FIG. 7 is a photograph showing generation of trees three days after an acceleration test in the conventional radiation detector shown in FIG. 13;

FIG. 8 is a photograph showing generation of trees 20 days after the acceleration test in the conventional radiation detector shown in FIG. 13;

FIG. 9 is a schematic view in vertical section showing a construction of a radiation detector in the prior art;

FIG. 10 is a schematic view in vertical section showing a construction of a radiation detector in the prior art;

FIG. 11 is a schematic view in vertical section showing a construction of a radiation detector in the prior art;

FIG. 12 is a photograph showing a tree phenomenon which is an arboroid discharge mark growing from a common electrode outer edge;

FIG. 13 is a schematic view in vertical section showing the construction of the conventional radiation detector used in the acceleration tests;

FIG. 14 shows a linear noise generating from a creeping discharge, in which (a) is a schematic view, and (b) is a photograph;

FIG. 15 is a photograph showing that a carrier selective high resistance film has a non-dense area;

FIG. 16 is a schematic view in vertical section showing a construction of a radiation detector which provides a thickness for carrier selective high resistance film portions outside a common electrode; and

FIG. 17 is a schematic view in vertical section showing a construction of a radiation detector described in International Patent Applications PCT/JP2008/056945 and PCT/JP2009/001611.

DETAILED DESCRIPTION

An example of this invention is described hereinafter with reference to the drawings. FIG. 1 is a schematic view in vertical section showing a construction of a radiation detector. FIG. 2 is a circuit diagram showing a construction of an active matrix substrate and peripheral circuits. FIG. 3 is a schematic plan view showing the construction of the radiation detector. For expediency of description, FIG. 3 gives an illustration omitting an auxiliary plate, a curable synthetic resin film and a spacer.

Reference is made to FIG. 1. A radiation detector 1 in this example has, formed under a common electrode 5 to which a bias voltage is applied from a bias source supply 3, a carrier selective high resistance film 7 which selects and transmits carriers, and formed still thereunder is an amorphous semiconductor layer 9 which generates carriers upon incidence of radiation. That is, as a bias voltage is applied to the common electrode 5, the bias voltage is applied to the carrier selective high resistance film 7 and amorphous semiconductor layer 9. And a carrier selective high resistance film 7 is again formed under the amorphous semiconductor layer 9. Formed further thereunder is an active matrix substrate 25 which includes picture electrodes 11 for collecting the carriers on a pixel-by-pixel basis, carrier storage capacitors 13 for storing the carriers collected by the picture electrodes 11, switching elements 15 and ground lines 17 electrically connected to the carrier storage capacitors 13, gate lines 19 for sending signals for switching action to the switching elements 15, data lines 21 for reading, through the switching elements 15, electric charges stored in the carrier storage capacitors 13, and an insulating substrate 23 for supporting these components. The carriers generated in the amorphous semiconductor layer 19 can be read on a pixel-by-pixel basis by this active matrix substrate 25.

**DATASET RECORDS**
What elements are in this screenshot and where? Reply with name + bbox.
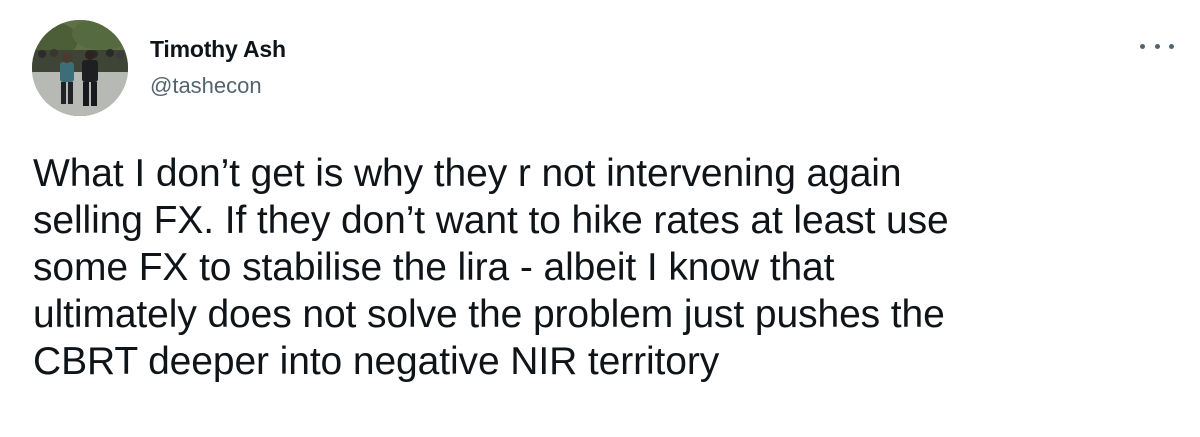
more-horizontal-icon: [1140, 43, 1145, 49]
tweet-text-line: ultimately does not solve the problem ju…: [33, 293, 945, 336]
tweet-text-line: some FX to stabilise the lira - albeit I…: [33, 246, 835, 289]
tweet-text-line: CBRT deeper into negative NIR territory: [33, 340, 720, 383]
avatar[interactable]: [32, 20, 128, 116]
avatar-photo: [32, 20, 128, 116]
tweet-card: Timothy Ash @tashecon What I don’t get i…: [0, 0, 1200, 437]
more-horizontal-icon: [1169, 43, 1174, 49]
tweet-text-line: What I don’t get is why they r not inter…: [33, 152, 902, 195]
tweet-text: What I don’t get is why they r not inter…: [33, 150, 1173, 385]
author-display-name[interactable]: Timothy Ash: [150, 36, 286, 63]
more-options-button[interactable]: [1140, 34, 1174, 58]
tweet-text-line: selling FX. If they don’t want to hike r…: [33, 199, 949, 242]
more-horizontal-icon: [1154, 43, 1160, 49]
author-handle[interactable]: @tashecon: [150, 73, 262, 99]
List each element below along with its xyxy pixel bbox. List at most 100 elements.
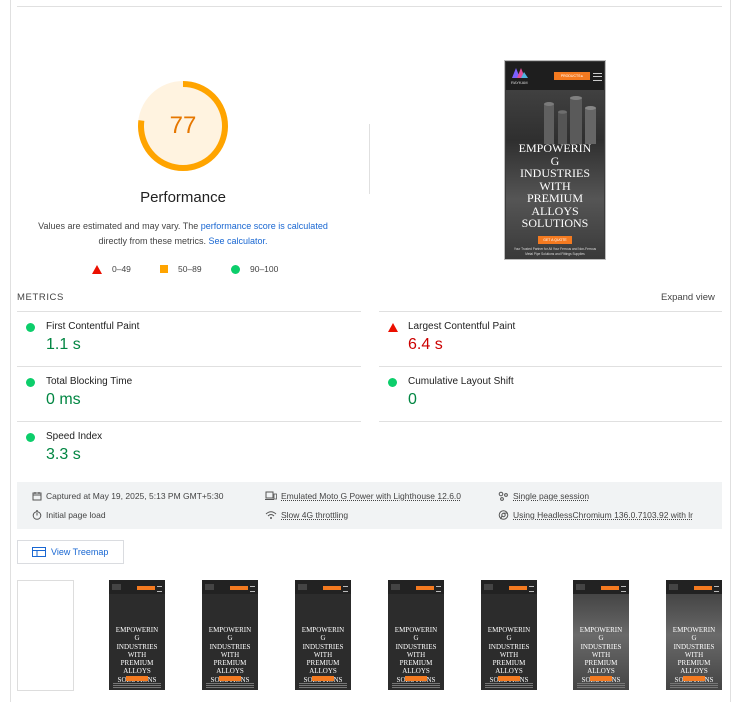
thumb-logo	[112, 584, 121, 590]
expand-view-toggle[interactable]: Expand view	[661, 292, 715, 303]
final-screenshot[interactable]: RAYKAM PRODUCTS ▸ EMPOWERIN G INDUSTRIES…	[504, 60, 606, 260]
metric-value: 1.1 s	[46, 336, 81, 353]
thumb-logo	[205, 584, 214, 590]
hero-line: G	[413, 634, 419, 643]
thumb-subtext	[299, 683, 347, 689]
info-session[interactable]: Single page session	[498, 491, 589, 501]
info-throttle[interactable]: Slow 4G throttling	[265, 510, 348, 520]
hero-line: PREMIUM	[492, 659, 526, 668]
timer-icon	[32, 510, 42, 520]
thumb-subtext	[392, 683, 440, 689]
info-browser[interactable]: Using HeadlessChromium 136.0.7103.92 wit…	[498, 510, 693, 520]
view-treemap-label: View Treemap	[51, 547, 109, 557]
view-treemap-button[interactable]: View Treemap	[17, 540, 124, 564]
captured-text: Captured at May 19, 2025, 5:13 PM GMT+5:…	[46, 491, 224, 501]
thumb-cta	[126, 676, 148, 681]
site-logo-icon	[512, 68, 528, 78]
hero-subtext: Your Trusted Partner for All Your Ferrou…	[513, 247, 597, 256]
thumb-logo	[298, 584, 307, 590]
hero-line: G	[598, 634, 604, 643]
thumb-header	[481, 580, 537, 594]
legend-label: 90–100	[250, 264, 279, 274]
metric-name: Cumulative Layout Shift	[408, 376, 514, 387]
pipes-image	[544, 96, 596, 144]
hero-line: EMPOWERIN	[579, 626, 623, 634]
thumb-header	[388, 580, 444, 594]
thumb-subtext	[206, 683, 254, 689]
initial-load-text: Initial page load	[46, 510, 106, 520]
calendar-icon	[32, 492, 42, 501]
metric-divider	[379, 311, 722, 312]
top-divider	[17, 6, 722, 7]
chrome-icon	[498, 510, 509, 520]
green-circle-icon	[26, 433, 35, 442]
hero-line: WITH	[220, 650, 240, 659]
hero-line: INDUSTRIES	[673, 642, 715, 651]
hero-line: ALLOYS	[123, 667, 151, 676]
device-text: Emulated Moto G Power with Lighthouse 12…	[281, 491, 462, 501]
browser-text: Using HeadlessChromium 136.0.7103.92 wit…	[513, 510, 694, 520]
hero-line: ALLOYS	[680, 667, 708, 676]
thumb-products-button	[694, 586, 712, 590]
hero-line: PREMIUM	[213, 659, 247, 668]
filmstrip-frame-2: EMPOWERINGINDUSTRIESWITHPREMIUMALLOYSSOL…	[109, 580, 165, 690]
performance-title: Performance	[140, 189, 226, 206]
metric-divider	[17, 366, 361, 367]
metric-divider	[379, 421, 722, 422]
hero-line: INDUSTRIES	[116, 642, 158, 651]
hero-line: G	[134, 634, 140, 643]
red-triangle-icon	[388, 323, 398, 332]
see-calculator-link[interactable]: See calculator.	[208, 236, 267, 246]
hero-line: INDUSTRIES	[302, 642, 344, 651]
thumb-header	[666, 580, 722, 594]
hamburger-icon	[157, 586, 162, 592]
hero-line: INDUSTRIES	[488, 642, 530, 651]
filmstrip-frame-6: EMPOWERINGINDUSTRIESWITHPREMIUMALLOYSSOL…	[481, 580, 537, 690]
info-device[interactable]: Emulated Moto G Power with Lighthouse 12…	[265, 491, 461, 501]
hero-line: PREMIUM	[399, 659, 433, 668]
hero-line: ALLOYS	[309, 667, 337, 676]
site-logo-text: RAYKAM	[511, 80, 528, 85]
thumb-logo	[391, 584, 400, 590]
screenshot-background: RAYKAM PRODUCTS ▸ EMPOWERIN G INDUSTRIES…	[506, 62, 604, 258]
hero-line: ALLOYS	[216, 667, 244, 676]
performance-gauge[interactable]: 77	[137, 80, 229, 172]
metric-name: Total Blocking Time	[46, 376, 133, 387]
info-captured: Captured at May 19, 2025, 5:13 PM GMT+5:…	[32, 491, 223, 501]
hero-line: WITH	[406, 650, 426, 659]
hero-line: EMPOWERIN	[487, 626, 531, 634]
hero-line: INDUSTRIES	[209, 642, 251, 651]
thumb-products-button	[601, 586, 619, 590]
orange-square-icon	[160, 265, 168, 273]
legend-label: 50–89	[178, 264, 202, 274]
metrics-heading: METRICS	[17, 292, 64, 303]
metric-divider	[17, 311, 361, 312]
thumb-cta	[498, 676, 520, 681]
legend-good: 90–100	[231, 264, 278, 274]
thumb-cta	[683, 676, 705, 681]
hero-line: ALLOYS	[587, 667, 615, 676]
hero-line: ALLOYS	[402, 667, 430, 676]
legend-average: 50–89	[160, 264, 202, 274]
hero-line: WITH	[127, 650, 147, 659]
score-calculated-link[interactable]: performance score is calculated	[201, 221, 328, 231]
hamburger-icon	[621, 586, 626, 592]
thumb-subtext	[577, 683, 625, 689]
hamburger-icon	[343, 586, 348, 592]
vertical-divider	[369, 124, 370, 194]
hamburger-icon	[714, 586, 719, 592]
devices-icon	[265, 491, 277, 500]
thumb-products-button	[230, 586, 248, 590]
hero-line: PREMIUM	[526, 191, 583, 205]
metric-divider	[379, 366, 722, 367]
hero-line: PREMIUM	[584, 659, 618, 668]
green-circle-icon	[26, 378, 35, 387]
throttle-text: Slow 4G throttling	[281, 510, 349, 520]
metric-value: 0 ms	[46, 391, 81, 408]
description-text: Values are estimated and may vary. The	[38, 221, 201, 231]
hero-line: EMPOWERIN	[115, 626, 159, 634]
hero-line: WITH	[591, 650, 611, 659]
metric-name: Speed Index	[46, 431, 103, 442]
filmstrip-frame-4: EMPOWERINGINDUSTRIESWITHPREMIUMALLOYSSOL…	[295, 580, 351, 690]
legend-poor: 0–49	[92, 264, 131, 274]
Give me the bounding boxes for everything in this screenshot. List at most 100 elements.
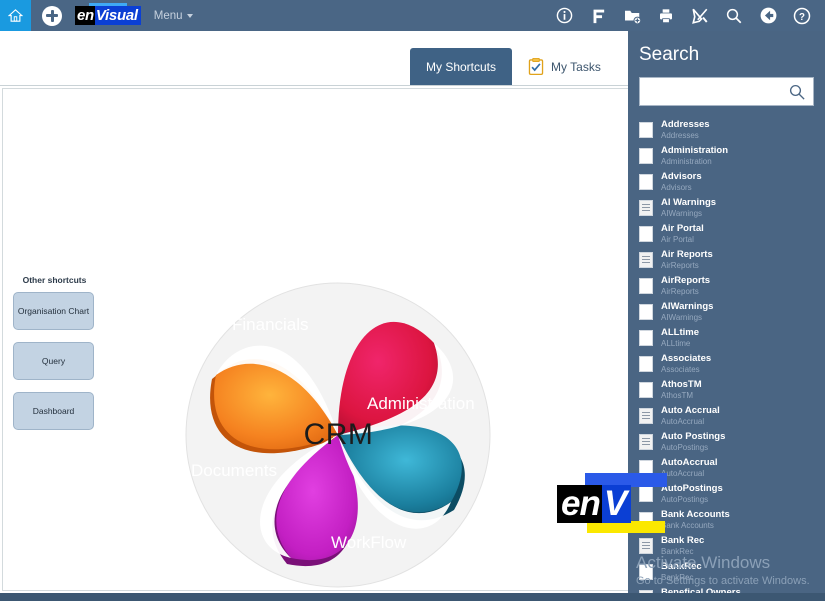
info-button[interactable]	[547, 0, 581, 31]
search-result-item[interactable]: Auto Postings AutoPostings	[628, 429, 825, 455]
other-shortcuts-title: Other shortcuts	[22, 275, 87, 285]
svg-text:?: ?	[799, 11, 805, 22]
search-panel: Search Addresses Addresses Administration A…	[628, 31, 825, 601]
tab-my-tasks-label: My Tasks	[551, 59, 601, 74]
content-logo-text-visual: V	[601, 485, 632, 523]
search-result-label: Air Portal	[661, 223, 704, 235]
blank-page-icon	[639, 148, 653, 164]
document-icon	[639, 252, 653, 268]
search-panel-title: Search	[639, 44, 700, 65]
header-icon-group: ?	[547, 0, 825, 31]
search-result-subtitle: Bank Accounts	[661, 520, 714, 530]
help-button[interactable]: ?	[785, 0, 819, 31]
search-result-label: AthosTM	[661, 379, 702, 391]
search-result-item[interactable]: ALLtime ALLtime	[628, 325, 825, 351]
blank-page-icon	[639, 174, 653, 190]
search-button[interactable]	[717, 0, 751, 31]
search-result-item[interactable]: Air Portal Air Portal	[628, 221, 825, 247]
blank-page-icon	[639, 122, 653, 138]
search-result-item[interactable]: Air Reports AirReports	[628, 247, 825, 273]
search-result-item[interactable]: BankRec BankRec	[628, 559, 825, 585]
tab-my-shortcuts[interactable]: My Shortcuts	[410, 48, 513, 85]
search-icon	[726, 8, 742, 23]
search-input[interactable]	[639, 77, 814, 106]
search-result-subtitle: AutoPostings	[661, 494, 709, 504]
print-button[interactable]	[649, 0, 683, 31]
other-shortcuts-panel: Other shortcuts Organisation Chart Query…	[13, 275, 96, 442]
add-button[interactable]	[42, 5, 62, 26]
search-result-item[interactable]: AirReports AirReports	[628, 273, 825, 299]
search-result-label: AI Warnings	[661, 197, 717, 209]
search-result-item[interactable]: Administration Administration	[628, 143, 825, 169]
search-result-label: Bank Accounts	[661, 509, 730, 521]
document-icon	[639, 434, 653, 450]
search-result-text: Administration Administration	[661, 146, 728, 166]
home-button[interactable]	[0, 0, 31, 31]
tab-my-tasks[interactable]: My Tasks	[512, 48, 617, 85]
search-result-subtitle: AutoAccrual	[661, 468, 705, 478]
search-result-label: AutoAccrual	[661, 457, 718, 469]
shortcut-dashboard[interactable]: Dashboard	[13, 392, 94, 430]
flag-button[interactable]	[581, 0, 615, 31]
blank-page-icon	[639, 486, 653, 502]
menu-label: Menu	[153, 9, 183, 22]
app-logo[interactable]: en Visual	[75, 3, 141, 25]
shortcut-query[interactable]: Query	[13, 342, 94, 380]
search-result-subtitle: Addresses	[661, 130, 699, 140]
search-result-subtitle: ALLtime	[661, 338, 691, 348]
search-result-text: Auto Postings AutoPostings	[661, 432, 725, 452]
search-result-text: Air Reports AirReports	[661, 250, 713, 270]
crm-pinwheel-graphic: CRM Financials Administration WorkFlow D…	[181, 275, 496, 595]
search-result-item[interactable]: AI Warnings AIWarnings	[628, 195, 825, 221]
clipboard-check-icon	[528, 57, 544, 75]
search-result-subtitle: AIWarnings	[661, 312, 703, 322]
search-result-text: AirReports AirReports	[661, 276, 710, 296]
search-result-label: BankRec	[661, 561, 702, 573]
search-result-label: Auto Accrual	[661, 405, 720, 417]
search-result-item[interactable]: Advisors Advisors	[628, 169, 825, 195]
back-button[interactable]	[751, 0, 785, 31]
search-result-item[interactable]: AIWarnings AIWarnings	[628, 299, 825, 325]
search-result-label: Addresses	[661, 119, 710, 131]
tools-button[interactable]	[683, 0, 717, 31]
blank-page-icon	[639, 304, 653, 320]
tab-list: My Shortcuts My Tasks	[0, 48, 703, 85]
home-icon	[8, 9, 23, 22]
search-result-subtitle: BankRec	[661, 572, 694, 582]
search-result-text: ALLtime ALLtime	[661, 328, 699, 348]
bottom-status-strip	[0, 593, 825, 601]
logo-text-visual: Visual	[94, 6, 141, 25]
search-result-subtitle: BankRec	[661, 546, 694, 556]
search-result-item[interactable]: Associates Associates	[628, 351, 825, 377]
search-result-label: AutoPostings	[661, 483, 723, 495]
search-result-item[interactable]: Auto Accrual AutoAccrual	[628, 403, 825, 429]
search-result-item[interactable]: Addresses Addresses	[628, 117, 825, 143]
blank-page-icon	[639, 564, 653, 580]
menu-dropdown[interactable]: Menu	[154, 10, 193, 22]
shortcut-organisation-chart[interactable]: Organisation Chart	[13, 292, 94, 330]
search-result-text: BankRec BankRec	[661, 562, 702, 582]
search-result-subtitle: Advisors	[661, 182, 692, 192]
search-result-text: Bank Accounts Bank Accounts	[661, 510, 730, 530]
search-result-label: Auto Postings	[661, 431, 726, 443]
blank-page-icon	[639, 356, 653, 372]
search-result-subtitle: Associates	[661, 364, 700, 374]
search-result-item[interactable]: AthosTM AthosTM	[628, 377, 825, 403]
search-result-text: Air Portal Air Portal	[661, 224, 704, 244]
document-icon	[639, 408, 653, 424]
chevron-down-icon	[186, 13, 193, 18]
blank-page-icon	[639, 330, 653, 346]
search-result-item[interactable]: Bank Rec BankRec	[628, 533, 825, 559]
search-result-subtitle: AIWarnings	[661, 208, 703, 218]
search-result-subtitle: AthosTM	[661, 390, 694, 400]
top-header-bar: en Visual Menu ?	[0, 0, 825, 31]
new-folder-button[interactable]	[615, 0, 649, 31]
search-result-text: Addresses Addresses	[661, 120, 710, 140]
search-result-text: AI Warnings AIWarnings	[661, 198, 716, 218]
search-result-text: Advisors Advisors	[661, 172, 702, 192]
plus-icon	[46, 9, 58, 22]
search-result-text: Associates Associates	[661, 354, 711, 374]
content-logo-text-en: en	[557, 485, 602, 523]
search-result-label: AirReports	[661, 275, 711, 287]
search-result-text: Auto Accrual AutoAccrual	[661, 406, 720, 426]
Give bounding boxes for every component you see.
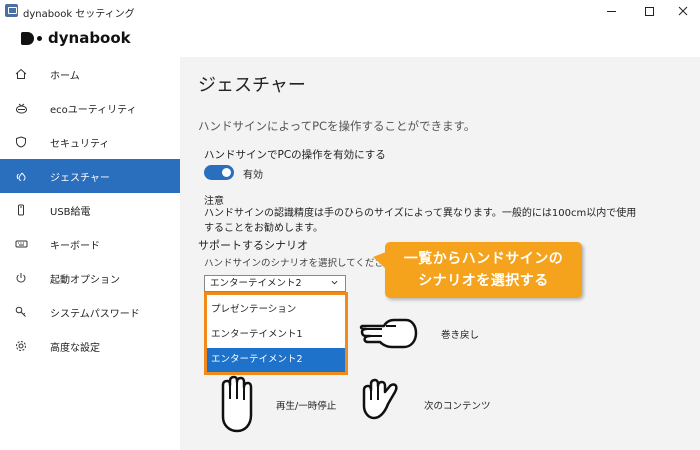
- toggle-state-label: 有効: [243, 170, 263, 181]
- instruction-callout: 一覧からハンドサインの シナリオを選択する: [373, 242, 582, 298]
- close-button[interactable]: [666, 0, 700, 22]
- sidebar: ホーム ecoユーティリティ セキュリティ ジェスチャー USB給電 キーボード: [0, 57, 180, 450]
- scenario-option-entertainment1[interactable]: エンターテイメント1: [207, 323, 345, 347]
- power-icon: [14, 271, 28, 285]
- sidebar-item-label: 起動オプション: [50, 274, 120, 286]
- scenario-option-entertainment2[interactable]: エンターテイメント2: [207, 348, 345, 372]
- maximize-button[interactable]: [632, 0, 666, 22]
- keyboard-icon: [14, 237, 28, 251]
- maximize-icon: [644, 6, 654, 16]
- sidebar-item-password[interactable]: システムパスワード: [0, 295, 180, 329]
- scenario-option-presentation[interactable]: プレゼンテーション: [207, 298, 345, 322]
- note-body: ハンドサインの認識精度は手のひらのサイズによって異なります。一般的には100cm…: [204, 208, 637, 234]
- sidebar-item-keyboard[interactable]: キーボード: [0, 227, 180, 261]
- enable-gesture-label: ハンドサインでPCの操作を有効にする: [204, 149, 386, 161]
- hand-wave-icon: [362, 378, 398, 420]
- logo-text: dynabook: [48, 29, 131, 47]
- note-title: 注意: [204, 196, 224, 207]
- sidebar-item-label: USB給電: [50, 206, 91, 218]
- hand-open-palm-icon: [221, 375, 253, 433]
- sidebar-item-label: ホーム: [50, 70, 80, 82]
- callout-line-1: 一覧からハンドサインの: [403, 251, 564, 267]
- app-icon: [5, 4, 18, 17]
- sidebar-item-label: セキュリティ: [50, 138, 110, 150]
- title-bar: dynabook セッティング: [0, 0, 700, 22]
- sidebar-item-eco[interactable]: ecoユーティリティ: [0, 91, 180, 125]
- sidebar-item-startup[interactable]: 起動オプション: [0, 261, 180, 295]
- chevron-down-icon: [331, 280, 338, 285]
- toggle-knob: [222, 168, 231, 177]
- scenario-dropdown-list: プレゼンテーション エンターテイメント1 エンターテイメント2: [204, 292, 348, 375]
- gesture-next-label: 次のコンテンツ: [424, 401, 491, 412]
- page-title: ジェスチャー: [198, 75, 306, 96]
- sidebar-item-security[interactable]: セキュリティ: [0, 125, 180, 159]
- sidebar-item-gesture[interactable]: ジェスチャー: [0, 159, 180, 193]
- home-icon: [14, 67, 28, 81]
- usb-icon: [14, 203, 28, 217]
- scenario-select[interactable]: エンターテイメント2: [204, 275, 346, 292]
- enable-gesture-toggle[interactable]: [204, 165, 234, 180]
- page-description: ハンドサインによってPCを操作することができます。: [198, 119, 476, 133]
- gesture-icon: [14, 169, 28, 183]
- sidebar-item-label: 高度な設定: [50, 342, 100, 354]
- window-title: dynabook セッティング: [23, 9, 135, 20]
- gesture-rewind-label: 巻き戻し: [441, 330, 480, 341]
- sidebar-item-home[interactable]: ホーム: [0, 57, 180, 91]
- scenario-section-title: サポートするシナリオ: [198, 239, 308, 252]
- minimize-button[interactable]: [594, 0, 628, 22]
- brand-logo: dynabook: [21, 29, 131, 47]
- sidebar-item-label: システムパスワード: [50, 308, 140, 320]
- key-icon: [14, 305, 28, 319]
- scenario-selected-value: エンターテイメント2: [210, 278, 302, 289]
- hand-point-left-icon: [359, 318, 418, 349]
- minimize-icon: [606, 10, 616, 12]
- callout-line-2: シナリオを選択する: [418, 273, 549, 289]
- sidebar-item-label: ecoユーティリティ: [50, 104, 137, 116]
- sidebar-item-usb[interactable]: USB給電: [0, 193, 180, 227]
- shield-icon: [14, 135, 28, 149]
- close-icon: [678, 6, 688, 16]
- gear-icon: [14, 339, 28, 353]
- sidebar-item-label: キーボード: [50, 240, 100, 252]
- sidebar-item-label: ジェスチャー: [50, 172, 110, 184]
- eco-icon: [14, 101, 28, 115]
- sidebar-item-advanced[interactable]: 高度な設定: [0, 329, 180, 363]
- logo-mark-icon: [21, 31, 46, 45]
- gesture-play-pause-label: 再生/一時停止: [276, 401, 337, 412]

**REQUIREMENTS**
1. Copy the stretch of the radiation detector patent text from "FIG. 12 is a" through "PCT/JP2008/056945 and PCT/JP2009/001611." word for word.
2. Using the radiation detector patent text, list every component that it says the active matrix substrate 25 includes, with its reference numeral.
3. Write the next part of the radiation detector patent text, starting right after its final sentence.

**RESULTS OF THE TASKS**
1.
FIG. 12 is a photograph showing a tree phenomenon which is an arboroid discharge mark growing from a common electrode outer edge;

FIG. 13 is a schematic view in vertical section showing the construction of the conventional radiation detector used in the acceleration tests;

FIG. 14 shows a linear noise generating from a creeping discharge, in which (a) is a schematic view, and (b) is a photograph;

FIG. 15 is a photograph showing that a carrier selective high resistance film has a non-dense area;

FIG. 16 is a schematic view in vertical section showing a construction of a radiation detector which provides a thickness for carrier selective high resistance film portions outside a common electrode; and

FIG. 17 is a schematic view in vertical section showing a construction of a radiation detector described in International Patent Applications PCT/JP2008/056945 and PCT/JP2009/001611.

2.
- picture electrodes 11
- carrier storage capacitors 13
- switching elements 15
- ground lines 17
- gate lines 19
- data lines 21
- insulating substrate 23

3.
The amorphous semiconductor layer 9 corresponds to the radiation sensitive semiconductor layer in this invention. The carrier selective high resistance film 7 corresponds to the high resistance film in this invention. The gate lines 19 and data lines 21 correspond to the electrode wires in this invention. The active matrix substrate 25 corresponds to the matrix substrate in this invention.

And a barrier layer 27 is formed along outer edges of the common electrode 5 and at least on an upper surface of the carrier selective high resistance film 7. A curable synthetic resin film 29 is formed to cover the common electrode 5, carrier selective high resistance films 7, 8, amorphous semiconductor layer 9 and barrier layer 27. Further, an insulating auxiliary plate 31 is formed on an upper surface of the curable synthetic resin film 29. That is, the insulating auxiliary plate 31 is disposed opposite the active matrix substrate 25 across the curable synthetic resin film 29. The barrier layer 27 is described in detail hereinafter.

The amorphous semiconductor layer 9 is a high purity a-Se thick film with a specific resistance of 10⁹Ωcm or more (preferably, 10¹¹Ωcm or more), and a thickness of 0.5 mm to 1.5 mm. This a-Se thick film can facilitate enlargement of a detecting area. If the amorphous semiconductor layer 9 were thin, radiation would be transmitted without being converted. Thus, a somewhat thick film of 0.5 mm to 1.5 mm is used.

The common electrode 5 and picture electrodes 11 are formed of metal, such as Au, Pt, Ni, Al, Ta or In, or ITO. Of course, the material for the amorphous semiconductor layer 9 and the material for the electrodes are not limited to the examples given above.

The carrier selective high resistance film 7 is dependent on whether the bias voltage applied to the common electrode 5 is a positive bias or a negative bias. A film with high hole injection blocking power is employed in the case of a positive bias, and a film with high electron injection blocking power in the case of a negative bias. Generally, when used for a positive bias, an N-type (the majority carriers being electrons) selective film is used as the carrier selective high resistance film 7. When used for a negative bias, a P-type (the majority carriers being holes) selection is used as the carrier selective high resistance film 7. However, since the general rule may not necessarily be valid in a high resistance domain of 10⁹Ωcm or more, it can be effective to use, for a positive bias, a Sb₂Te₃, Sb₂S₃or ZnTe film exemplifying a P-type layer. An N-type layer is exemplified by a CdS or ZnS film. The specific resistance of the high resistance film 7, preferably, is 10⁹Ωcm or more. An appropriate thickness of the high resistance film 5 is 0.1 μm to 5 μm.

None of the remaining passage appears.